• **STATED EXERCISE**
Find each line with the word "this" and copy it.

(Collected data)
========================================
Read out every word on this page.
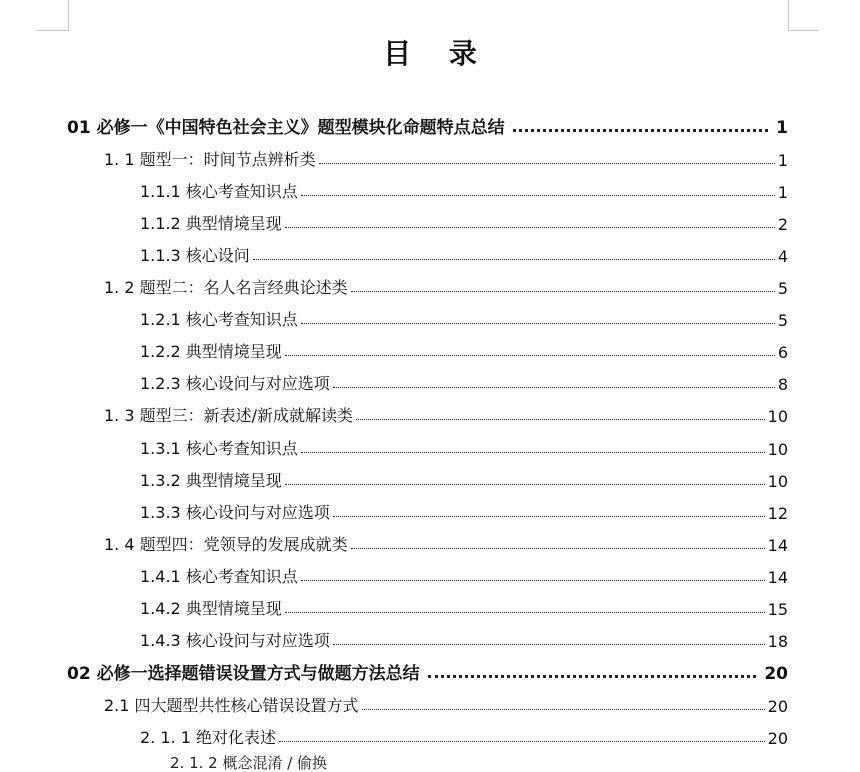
目 录
01 必修一《中国特色社会主义》题型模块化命题特点总结	1
1. 1 题型一：时间节点辨析类	1
1.1.1 核心考查知识点	1
1.1.2 典型情境呈现	2
1.1.3 核心设问	4
1. 2 题型二：名人名言经典论述类	5
1.2.1 核心考查知识点	5
1.2.2 典型情境呈现	6
1.2.3 核心设问与对应选项	8
1. 3 题型三：新表述/新成就解读类	10
1.3.1 核心考查知识点	10
1.3.2 典型情境呈现	10
1.3.3 核心设问与对应选项	12
1. 4 题型四：党领导的发展成就类	14
1.4.1 核心考查知识点	14
1.4.2 典型情境呈现	15
1.4.3 核心设问与对应选项	18
02 必修一选择题错误设置方式与做题方法总结	20
2.1 四大题型共性核心错误设置方式	20
2. 1. 1 绝对化表述	20
2. 1. 2 概念混淆 / 偷换
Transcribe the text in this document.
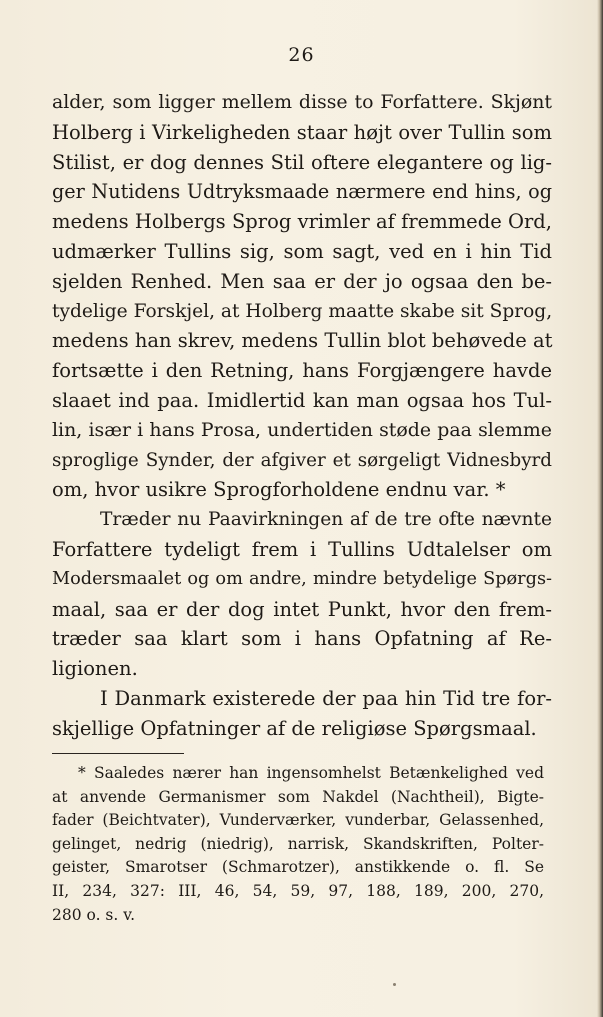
26
alder, som ligger mellem disse to Forfattere. Skjønt
Holberg i Virkeligheden staar højt over Tullin som
Stilist, er dog dennes Stil oftere elegantere og lig-
ger Nutidens Udtryksmaade nærmere end hins, og
medens Holbergs Sprog vrimler af fremmede Ord,
udmærker Tullins sig, som sagt, ved en i hin Tid
sjelden Renhed. Men saa er der jo ogsaa den be-
tydelige Forskjel, at Holberg maatte skabe sit Sprog,
medens han skrev, medens Tullin blot behøvede at
fortsætte i den Retning, hans Forgjængere havde
slaaet ind paa. Imidlertid kan man ogsaa hos Tul-
lin, især i hans Prosa, undertiden støde paa slemme
sproglige Synder, der afgiver et sørgeligt Vidnesbyrd
om, hvor usikre Sprogforholdene endnu var. *
Træder nu Paavirkningen af de tre ofte nævnte
Forfattere tydeligt frem i Tullins Udtalelser om
Modersmaalet og om andre, mindre betydelige Spørgs-
maal, saa er der dog intet Punkt, hvor den frem-
træder saa klart som i hans Opfatning af Re-
ligionen.
I Danmark existerede der paa hin Tid tre for-
skjellige Opfatninger af de religiøse Spørgsmaal.
* Saaledes nærer han ingensomhelst Betænkelighed ved
at anvende Germanismer som Nakdel (Nachtheil), Bigte-
fader (Beichtvater), Vunderværker, vunderbar, Gelassenhed,
gelinget, nedrig (niedrig), narrisk, Skandskriften, Polter-
geister, Smarotser (Schmarotzer), anstikkende o. fl. Se
II, 234, 327: III, 46, 54, 59, 97, 188, 189, 200, 270,
280 o. s. v.
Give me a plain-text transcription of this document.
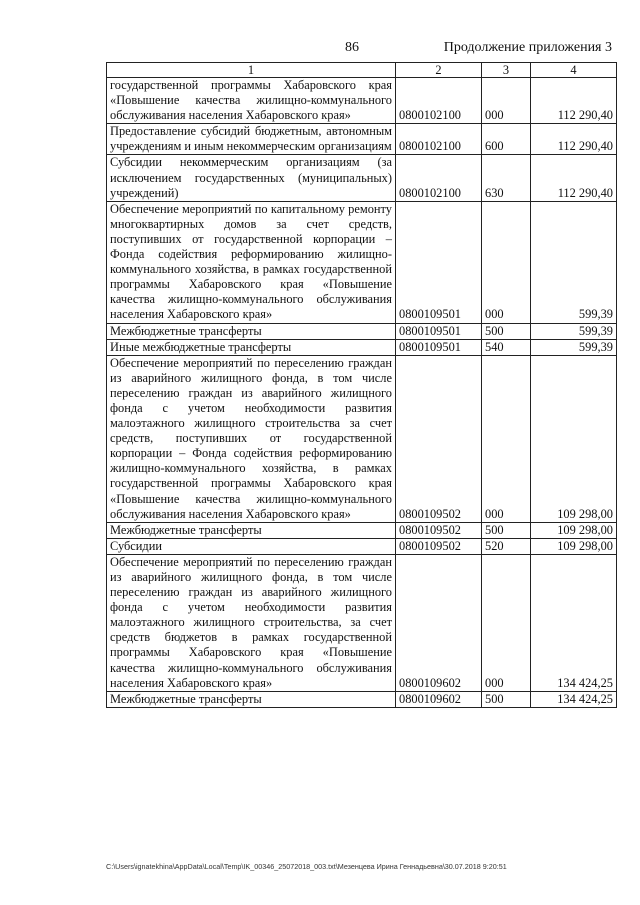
86	Продолжение приложения 3
1	2	3	4
государственной программы Хабаровского края «Повышение качества жилищно-коммунального обслуживания населения Хабаровского края»	0800102100	000	112 290,40
Предоставление субсидий бюджетным, автономным учреждениям и иным некоммерческим организациям	0800102100	600	112 290,40
Субсидии некоммерческим организациям (за исключением государственных (муниципальных) учреждений)	0800102100	630	112 290,40
Обеспечение мероприятий по капитальному ремонту многоквартирных домов за счет средств, поступивших от государственной корпорации – Фонда содействия реформированию жилищно-коммунального хозяйства, в рамках государственной программы Хабаровского края «Повышение качества жилищно-коммунального обслуживания населения Хабаровского края»	0800109501	000	599,39
Межбюджетные трансферты	0800109501	500	599,39
Иные межбюджетные трансферты	0800109501	540	599,39
Обеспечение мероприятий по переселению граждан из аварийного жилищного фонда, в том числе переселению граждан из аварийного жилищного фонда с учетом необходимости развития малоэтажного жилищного строительства за счет средств, поступивших от государственной корпорации – Фонда содействия реформированию жилищно-коммунального хозяйства, в рамках государственной программы Хабаровского края «Повышение качества жилищно-коммунального обслуживания населения Хабаровского края»	0800109502	000	109 298,00
Межбюджетные трансферты	0800109502	500	109 298,00
Субсидии	0800109502	520	109 298,00
Обеспечение мероприятий по переселению граждан из аварийного жилищного фонда, в том числе переселению граждан из аварийного жилищного фонда с учетом необходимости развития малоэтажного жилищного строительства, за счет средств бюджетов в рамках государственной программы Хабаровского края «Повышение качества жилищно-коммунального обслуживания населения Хабаровского края»	0800109602	000	134 424,25
Межбюджетные трансферты	0800109602	500	134 424,25
C:\Users\ignatekhina\AppData\Local\Temp\IK_00346_25072018_003.txt\Мезенцева Ирина Геннадьевна\30.07.2018 9:20:51
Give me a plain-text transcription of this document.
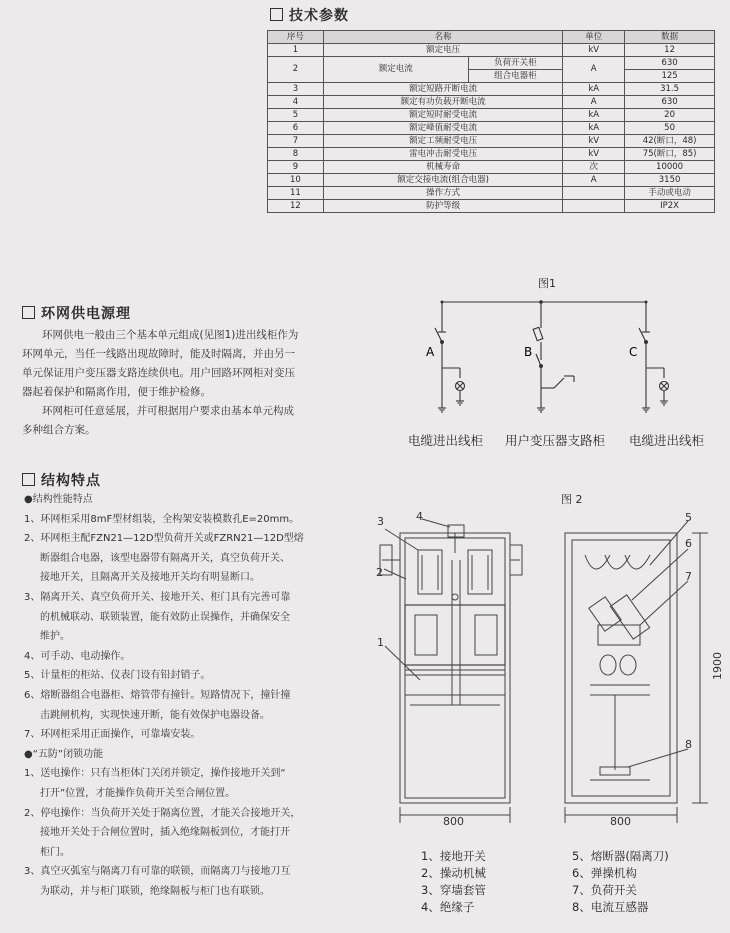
技术参数
序号	名称		单位	数据
1	额定电压		kV	12
2	额定电流	负荷开关柜	A	630
		组合电器柜		125
3	额定短路开断电流		kA	31.5
4	额定有功负载开断电流		A	630
5	额定短时耐受电流		kA	20
6	额定峰值耐受电流		kA	50
7	额定工频耐受电压		kV	42(断口，48)
8	雷电冲击耐受电压		kV	75(断口，85)
9	机械寿命		次	10000
10	额定交接电流(组合电器)		A	3150
11	操作方式			手动或电动
12	防护等级			IP2X
环网供电源理
环网供电一般由三个基本单元组成(见图1)进出线柜作为
环网单元，当任一线路出现故障时，能及时隔离，并由另一
单元保证用户变压器支路连续供电。用户回路环网柜对变压
器起着保护和隔离作用，便于维护检修。
环网柜可任意延展，并可根据用户要求由基本单元构成
多种组合方案。
图1
A	B	C
电缆进出线柜 用户变压器支路柜 电缆进出线柜
结构特点
●结构性能特点
1、环网柜采用8mF型材组装，全构架安装模数孔E=20mm。
2、环网柜主配FZN21—12D型负荷开关或FZRN21—12D型熔
断器组合电器，该型电器带有隔离开关，真空负荷开关、
接地开关，且隔离开关及接地开关均有明显断口。
3、隔离开关、真空负荷开关、接地开关、柜门具有完善可靠
的机械联动、联锁装置，能有效防止误操作，并确保安全
维护。
4、可手动、电动操作。
5、计量柜的柜站、仪表门设有铅封销子。
6、熔断器组合电器柜、熔管带有撞针。短路情况下，撞针撞
击跳闸机构，实现快速开断，能有效保护电器设备。
7、环网柜采用正面操作，可靠墙安装。
●“五防”闭锁功能
1、送电操作：只有当柜体门关闭并锁定，操作接地开关到“
打开”位置，才能操作负荷开关至合闸位置。
2、停电操作：当负荷开关处于隔离位置，才能关合接地开关，
接地开关处于合闸位置时，插入绝缘隔板到位，才能打开
柜门。
3、真空灭弧室与隔离刀有可靠的联锁，而隔离刀与接地刀互
为联动，并与柜门联锁，绝缘隔板与柜门也有联锁。
图 2
800	800
1900
1
2
3	4	5
6
7
8
1、接地开关
2、操动机械
3、穿墙套管
4、绝缘子
5、熔断器(隔离刀)
6、弹操机构
7、负荷开关
8、电流互感器
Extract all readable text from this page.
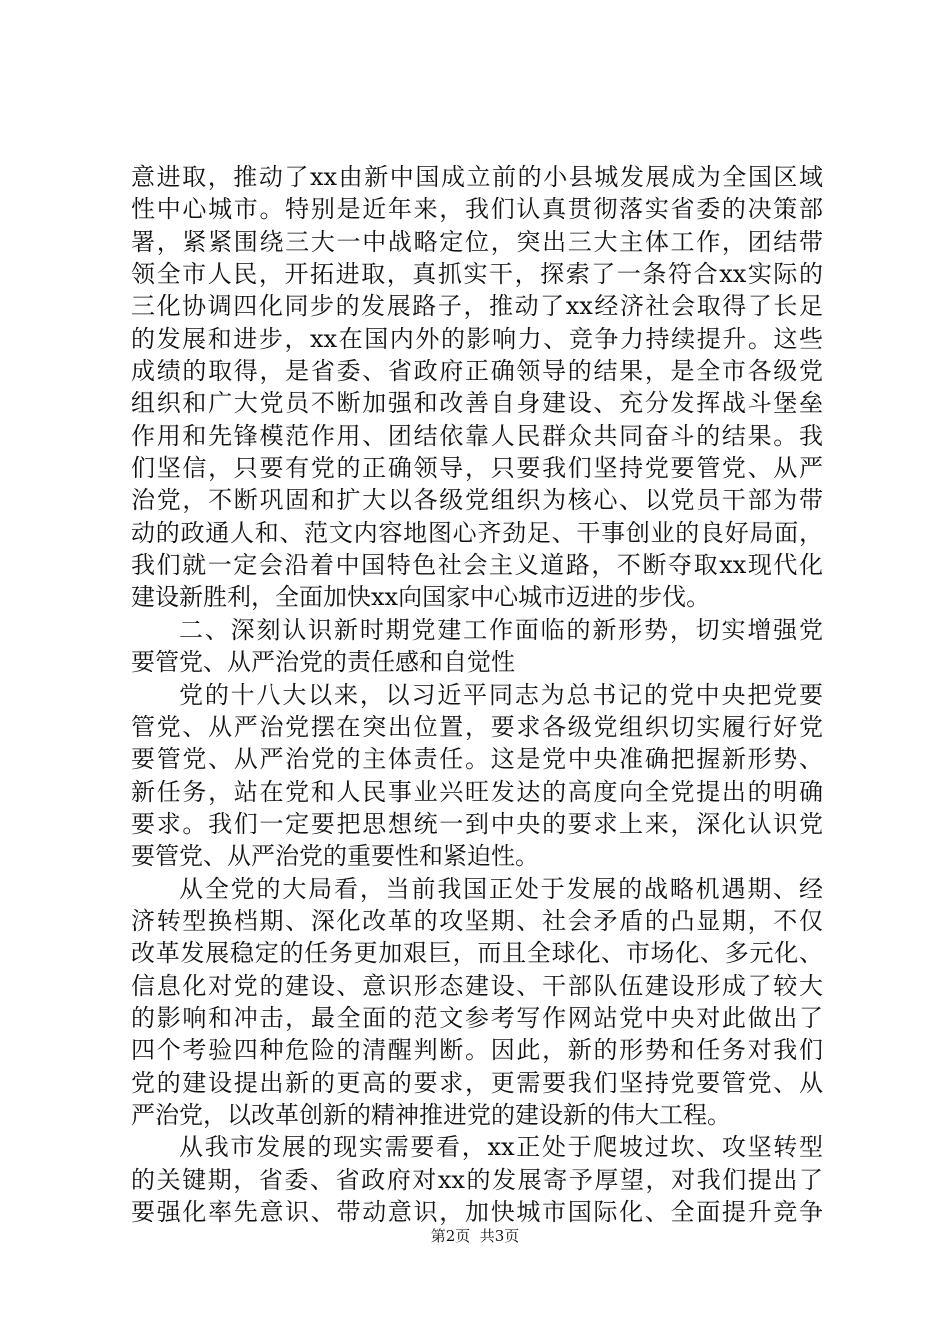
意进取，推动了xx由新中国成立前的小县城发展成为全国区域
性中心城市。特别是近年来，我们认真贯彻落实省委的决策部
署，紧紧围绕三大一中战略定位，突出三大主体工作，团结带
领全市人民，开拓进取，真抓实干，探索了一条符合xx实际的
三化协调四化同步的发展路子，推动了xx经济社会取得了长足
的发展和进步，xx在国内外的影响力、竞争力持续提升。这些
成绩的取得，是省委、省政府正确领导的结果，是全市各级党
组织和广大党员不断加强和改善自身建设、充分发挥战斗堡垒
作用和先锋模范作用、团结依靠人民群众共同奋斗的结果。我
们坚信，只要有党的正确领导，只要我们坚持党要管党、从严
治党，不断巩固和扩大以各级党组织为核心、以党员干部为带
动的政通人和、范文内容地图心齐劲足、干事创业的良好局面，
我们就一定会沿着中国特色社会主义道路，不断夺取xx现代化
建设新胜利，全面加快xx向国家中心城市迈进的步伐。
二、深刻认识新时期党建工作面临的新形势，切实增强党
要管党、从严治党的责任感和自觉性
党的十八大以来，以习近平同志为总书记的党中央把党要
管党、从严治党摆在突出位置，要求各级党组织切实履行好党
要管党、从严治党的主体责任。这是党中央准确把握新形势、
新任务，站在党和人民事业兴旺发达的高度向全党提出的明确
要求。我们一定要把思想统一到中央的要求上来，深化认识党
要管党、从严治党的重要性和紧迫性。
从全党的大局看，当前我国正处于发展的战略机遇期、经
济转型换档期、深化改革的攻坚期、社会矛盾的凸显期，不仅
改革发展稳定的任务更加艰巨，而且全球化、市场化、多元化、
信息化对党的建设、意识形态建设、干部队伍建设形成了较大
的影响和冲击，最全面的范文参考写作网站党中央对此做出了
四个考验四种危险的清醒判断。因此，新的形势和任务对我们
党的建设提出新的更高的要求，更需要我们坚持党要管党、从
严治党，以改革创新的精神推进党的建设新的伟大工程。
从我市发展的现实需要看，xx正处于爬坡过坎、攻坚转型
的关键期，省委、省政府对xx的发展寄予厚望，对我们提出了
要强化率先意识、带动意识，加快城市国际化、全面提升竞争
第2页  共3页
========================================
• **FULL RESPONSE**
Read out every word on this page.
Transcribe the text in this document.
Give me a plain-text transcription of this document.
Give me a plain-text transcription of this document.
Extract all readable text from this page.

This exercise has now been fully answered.